#### Work required:
Copy each line of the records that holds the string "развития".

======== Data excerpts

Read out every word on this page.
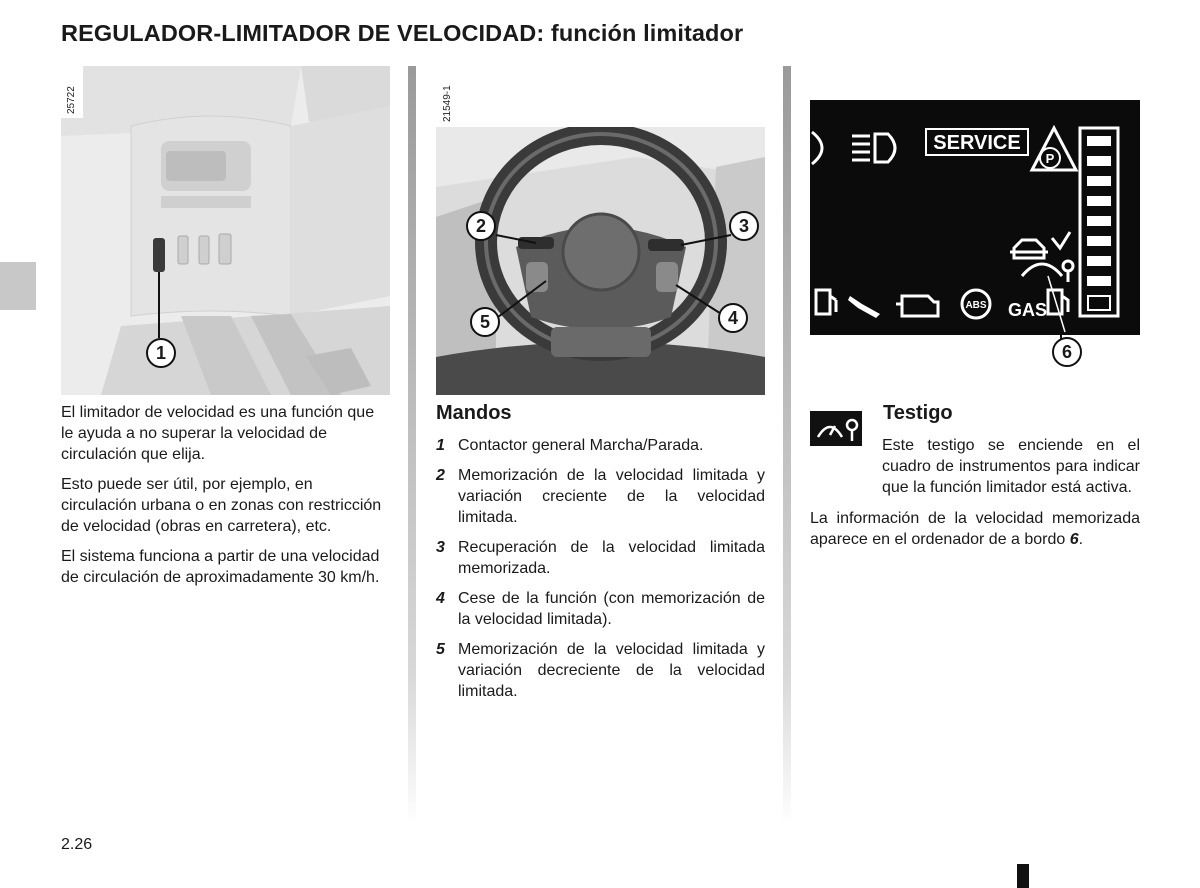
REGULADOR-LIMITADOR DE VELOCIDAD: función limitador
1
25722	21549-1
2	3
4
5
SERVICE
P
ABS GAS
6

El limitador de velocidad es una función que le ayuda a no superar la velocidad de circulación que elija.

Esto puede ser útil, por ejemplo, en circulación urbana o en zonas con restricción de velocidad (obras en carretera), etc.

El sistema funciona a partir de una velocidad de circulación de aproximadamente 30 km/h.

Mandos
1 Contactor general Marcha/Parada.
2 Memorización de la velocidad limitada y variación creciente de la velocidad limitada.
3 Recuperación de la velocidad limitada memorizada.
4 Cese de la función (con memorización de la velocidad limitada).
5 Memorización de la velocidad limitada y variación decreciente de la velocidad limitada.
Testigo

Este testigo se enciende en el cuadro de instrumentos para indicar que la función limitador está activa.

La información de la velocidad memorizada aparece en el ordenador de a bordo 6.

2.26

================
======== Data excerpts

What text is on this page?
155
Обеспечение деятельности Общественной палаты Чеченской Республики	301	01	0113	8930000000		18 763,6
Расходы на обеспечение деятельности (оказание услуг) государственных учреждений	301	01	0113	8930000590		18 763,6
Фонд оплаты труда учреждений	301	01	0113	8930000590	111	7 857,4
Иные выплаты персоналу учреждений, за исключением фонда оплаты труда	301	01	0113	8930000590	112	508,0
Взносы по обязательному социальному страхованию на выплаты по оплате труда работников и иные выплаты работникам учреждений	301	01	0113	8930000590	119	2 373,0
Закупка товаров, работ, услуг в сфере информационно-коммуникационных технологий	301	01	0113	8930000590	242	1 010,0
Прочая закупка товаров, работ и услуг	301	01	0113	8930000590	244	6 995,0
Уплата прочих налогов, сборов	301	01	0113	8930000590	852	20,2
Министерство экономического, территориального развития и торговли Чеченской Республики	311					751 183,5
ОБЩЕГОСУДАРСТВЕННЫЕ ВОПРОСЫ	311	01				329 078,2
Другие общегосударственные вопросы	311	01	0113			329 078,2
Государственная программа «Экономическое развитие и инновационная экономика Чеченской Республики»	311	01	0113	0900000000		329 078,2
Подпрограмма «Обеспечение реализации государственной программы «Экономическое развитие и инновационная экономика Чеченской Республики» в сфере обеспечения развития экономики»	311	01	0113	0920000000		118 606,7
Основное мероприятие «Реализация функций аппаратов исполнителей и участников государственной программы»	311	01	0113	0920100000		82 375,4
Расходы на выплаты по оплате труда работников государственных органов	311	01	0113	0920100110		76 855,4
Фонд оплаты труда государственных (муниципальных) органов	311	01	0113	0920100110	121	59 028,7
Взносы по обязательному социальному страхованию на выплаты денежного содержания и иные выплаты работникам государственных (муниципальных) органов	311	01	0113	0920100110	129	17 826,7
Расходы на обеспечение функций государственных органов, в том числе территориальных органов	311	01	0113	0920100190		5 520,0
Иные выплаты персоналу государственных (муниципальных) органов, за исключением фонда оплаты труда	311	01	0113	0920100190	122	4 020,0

================

#### Task output:
Министерство экономического, территориального развития и торговли Чеченской Республики	311					751 183,5
Подпрограмма «Обеспечение реализации государственной программы «Экономическое развитие и инновационная экономика Чеченской Республики» в сфере обеспечения развития экономики»	311	01	0113	0920000000		118 606,7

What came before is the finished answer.